AIM OF THE TASK »
What follows is a block of records; restate each one word for word.

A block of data
_ _ _

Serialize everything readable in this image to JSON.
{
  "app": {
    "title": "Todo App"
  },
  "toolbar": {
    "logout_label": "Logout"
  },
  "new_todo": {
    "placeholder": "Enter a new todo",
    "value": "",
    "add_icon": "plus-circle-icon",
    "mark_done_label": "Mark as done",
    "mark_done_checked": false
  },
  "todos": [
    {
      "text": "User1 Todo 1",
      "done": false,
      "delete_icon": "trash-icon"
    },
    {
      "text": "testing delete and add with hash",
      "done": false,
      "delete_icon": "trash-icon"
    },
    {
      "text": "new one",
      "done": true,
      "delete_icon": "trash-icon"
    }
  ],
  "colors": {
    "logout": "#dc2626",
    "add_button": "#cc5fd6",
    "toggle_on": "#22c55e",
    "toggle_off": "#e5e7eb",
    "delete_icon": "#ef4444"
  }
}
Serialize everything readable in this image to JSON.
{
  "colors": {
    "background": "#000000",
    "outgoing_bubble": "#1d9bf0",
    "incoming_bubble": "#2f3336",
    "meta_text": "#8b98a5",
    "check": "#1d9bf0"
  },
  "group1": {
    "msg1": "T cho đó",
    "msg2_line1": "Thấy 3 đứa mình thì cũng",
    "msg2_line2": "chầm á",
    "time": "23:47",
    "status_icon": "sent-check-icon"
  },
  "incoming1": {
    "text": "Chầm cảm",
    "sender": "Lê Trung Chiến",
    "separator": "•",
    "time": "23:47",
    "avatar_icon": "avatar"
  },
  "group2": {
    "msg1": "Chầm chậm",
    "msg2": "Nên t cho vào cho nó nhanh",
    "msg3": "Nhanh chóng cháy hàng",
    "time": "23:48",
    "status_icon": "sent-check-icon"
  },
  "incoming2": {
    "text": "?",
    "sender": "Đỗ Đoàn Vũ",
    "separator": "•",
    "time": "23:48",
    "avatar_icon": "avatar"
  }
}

_ _ _

RESULT »
Serialize everything readable in this image to JSON.
{
  "app": {
    "title": "Todo App"
  },
  "toolbar": {
    "logout_label": "Logout"
  },
  "new_todo": {
    "placeholder": "Enter a new todo",
    "value": "",
    "add_icon": "plus-circle-icon",
    "mark_done_label": "Mark as done",
    "mark_done_checked": false
  },
  "todos": [
    {
      "text": "User1 Todo 1",
      "done": false,
      "delete_icon": "trash-icon"
    },
    {
      "text": "testing delete and add with hash",
      "done": false,
      "delete_icon": "trash-icon"
    },
    {
      "text": "new one",
      "done": true,
      "delete_icon": "trash-icon"
    }
  ],
  "colors": {
    "logout": "#dc2626",
    "add_button": "#cc5fd6",
    "toggle_on": "#22c55e",
    "toggle_off": "#e5e7eb",
    "delete_icon": "#ef4444"
  }
}
Serialize everything readable in this image to JSON.
{
  "colors": {
    "background": "#000000",
    "outgoing_bubble": "#1d9bf0",
    "incoming_bubble": "#2f3336",
    "meta_text": "#8b98a5",
    "check": "#1d9bf0"
  },
  "group1": {
    "msg1": "T cho đó",
    "msg2_line1": "Thấy 3 đứa mình thì cũng",
    "msg2_line2": "chầm á",
    "time": "23:47",
    "status_icon": "sent-check-icon"
  },
  "incoming1": {
    "text": "Chầm cảm",
    "sender": "Lê Trung Chiến",
    "separator": "•",
    "time": "23:47",
    "avatar_icon": "avatar"
  },
  "group2": {
    "msg1": "Chầm chậm",
    "msg2": "Nên t cho vào cho nó nhanh",
    "msg3": "Nhanh chóng cháy hàng",
    "time": "23:48",
    "status_icon": "sent-check-icon"
  },
  "incoming2": {
    "text": "?",
    "sender": "Đỗ Đoàn Vũ",
    "separator": "•",
    "time": "23:48",
    "avatar_icon": "avatar"
  }
}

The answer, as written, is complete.